■ AIM
The data below needs to be returned exactly, line for line.

■ TASK INPUT
***
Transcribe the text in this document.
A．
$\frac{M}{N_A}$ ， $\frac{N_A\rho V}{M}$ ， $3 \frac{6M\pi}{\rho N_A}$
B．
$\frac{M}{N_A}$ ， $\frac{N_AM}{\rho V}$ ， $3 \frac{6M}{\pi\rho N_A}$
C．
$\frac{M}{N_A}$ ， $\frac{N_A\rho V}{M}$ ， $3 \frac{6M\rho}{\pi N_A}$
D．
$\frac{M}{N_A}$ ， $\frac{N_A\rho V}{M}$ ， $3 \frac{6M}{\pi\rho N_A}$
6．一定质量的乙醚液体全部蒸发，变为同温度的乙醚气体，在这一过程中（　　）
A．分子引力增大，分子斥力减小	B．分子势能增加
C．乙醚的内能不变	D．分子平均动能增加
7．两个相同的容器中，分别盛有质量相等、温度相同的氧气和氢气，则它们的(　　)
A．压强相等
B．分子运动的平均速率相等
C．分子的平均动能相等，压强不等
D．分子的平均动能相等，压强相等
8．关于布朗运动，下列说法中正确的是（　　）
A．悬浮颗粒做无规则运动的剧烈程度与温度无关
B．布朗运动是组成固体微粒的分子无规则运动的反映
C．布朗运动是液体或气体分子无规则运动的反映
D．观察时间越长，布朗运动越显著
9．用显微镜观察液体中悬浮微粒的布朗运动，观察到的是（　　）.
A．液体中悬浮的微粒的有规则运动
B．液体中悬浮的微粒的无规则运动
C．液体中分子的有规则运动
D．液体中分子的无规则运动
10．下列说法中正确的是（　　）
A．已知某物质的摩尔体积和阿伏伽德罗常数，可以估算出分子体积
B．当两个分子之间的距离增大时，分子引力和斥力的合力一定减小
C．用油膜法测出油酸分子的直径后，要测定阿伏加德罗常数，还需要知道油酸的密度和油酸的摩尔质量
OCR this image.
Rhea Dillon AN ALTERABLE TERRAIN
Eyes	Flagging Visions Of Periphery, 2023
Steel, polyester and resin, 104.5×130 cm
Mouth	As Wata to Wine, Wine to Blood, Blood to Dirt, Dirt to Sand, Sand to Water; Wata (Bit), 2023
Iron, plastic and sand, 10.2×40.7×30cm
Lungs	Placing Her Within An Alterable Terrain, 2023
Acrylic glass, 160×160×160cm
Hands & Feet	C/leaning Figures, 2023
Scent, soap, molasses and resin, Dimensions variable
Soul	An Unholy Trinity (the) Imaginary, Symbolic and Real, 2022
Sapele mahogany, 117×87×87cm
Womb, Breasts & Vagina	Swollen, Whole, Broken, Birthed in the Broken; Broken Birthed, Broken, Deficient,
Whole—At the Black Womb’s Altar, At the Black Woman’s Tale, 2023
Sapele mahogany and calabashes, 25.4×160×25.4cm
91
***
■ ANSWER TO THIS TASK
Transcribe the text in this document.
A．
$\frac{M}{N_A}$ ， $\frac{N_A\rho V}{M}$ ， $3 \frac{6M\pi}{\rho N_A}$
B．
$\frac{M}{N_A}$ ， $\frac{N_AM}{\rho V}$ ， $3 \frac{6M}{\pi\rho N_A}$
C．
$\frac{M}{N_A}$ ， $\frac{N_A\rho V}{M}$ ， $3 \frac{6M\rho}{\pi N_A}$
D．
$\frac{M}{N_A}$ ， $\frac{N_A\rho V}{M}$ ， $3 \frac{6M}{\pi\rho N_A}$
6．一定质量的乙醚液体全部蒸发，变为同温度的乙醚气体，在这一过程中（　　）
A．分子引力增大，分子斥力减小	B．分子势能增加
C．乙醚的内能不变	D．分子平均动能增加
7．两个相同的容器中，分别盛有质量相等、温度相同的氧气和氢气，则它们的(　　)
A．压强相等
B．分子运动的平均速率相等
C．分子的平均动能相等，压强不等
D．分子的平均动能相等，压强相等
8．关于布朗运动，下列说法中正确的是（　　）
A．悬浮颗粒做无规则运动的剧烈程度与温度无关
B．布朗运动是组成固体微粒的分子无规则运动的反映
C．布朗运动是液体或气体分子无规则运动的反映
D．观察时间越长，布朗运动越显著
9．用显微镜观察液体中悬浮微粒的布朗运动，观察到的是（　　）.
A．液体中悬浮的微粒的有规则运动
B．液体中悬浮的微粒的无规则运动
C．液体中分子的有规则运动
D．液体中分子的无规则运动
10．下列说法中正确的是（　　）
A．已知某物质的摩尔体积和阿伏伽德罗常数，可以估算出分子体积
B．当两个分子之间的距离增大时，分子引力和斥力的合力一定减小
C．用油膜法测出油酸分子的直径后，要测定阿伏加德罗常数，还需要知道油酸的密度和油酸的摩尔质量
OCR this image.
Rhea Dillon AN ALTERABLE TERRAIN
Eyes	Flagging Visions Of Periphery, 2023
Steel, polyester and resin, 104.5×130 cm
Mouth	As Wata to Wine, Wine to Blood, Blood to Dirt, Dirt to Sand, Sand to Water; Wata (Bit), 2023
Iron, plastic and sand, 10.2×40.7×30cm
Lungs	Placing Her Within An Alterable Terrain, 2023
Acrylic glass, 160×160×160cm
Hands & Feet	C/leaning Figures, 2023
Scent, soap, molasses and resin, Dimensions variable
Soul	An Unholy Trinity (the) Imaginary, Symbolic and Real, 2022
Sapele mahogany, 117×87×87cm
Womb, Breasts & Vagina	Swollen, Whole, Broken, Birthed in the Broken; Broken Birthed, Broken, Deficient,
Whole—At the Black Womb’s Altar, At the Black Woman’s Tale, 2023
Sapele mahogany and calabashes, 25.4×160×25.4cm
91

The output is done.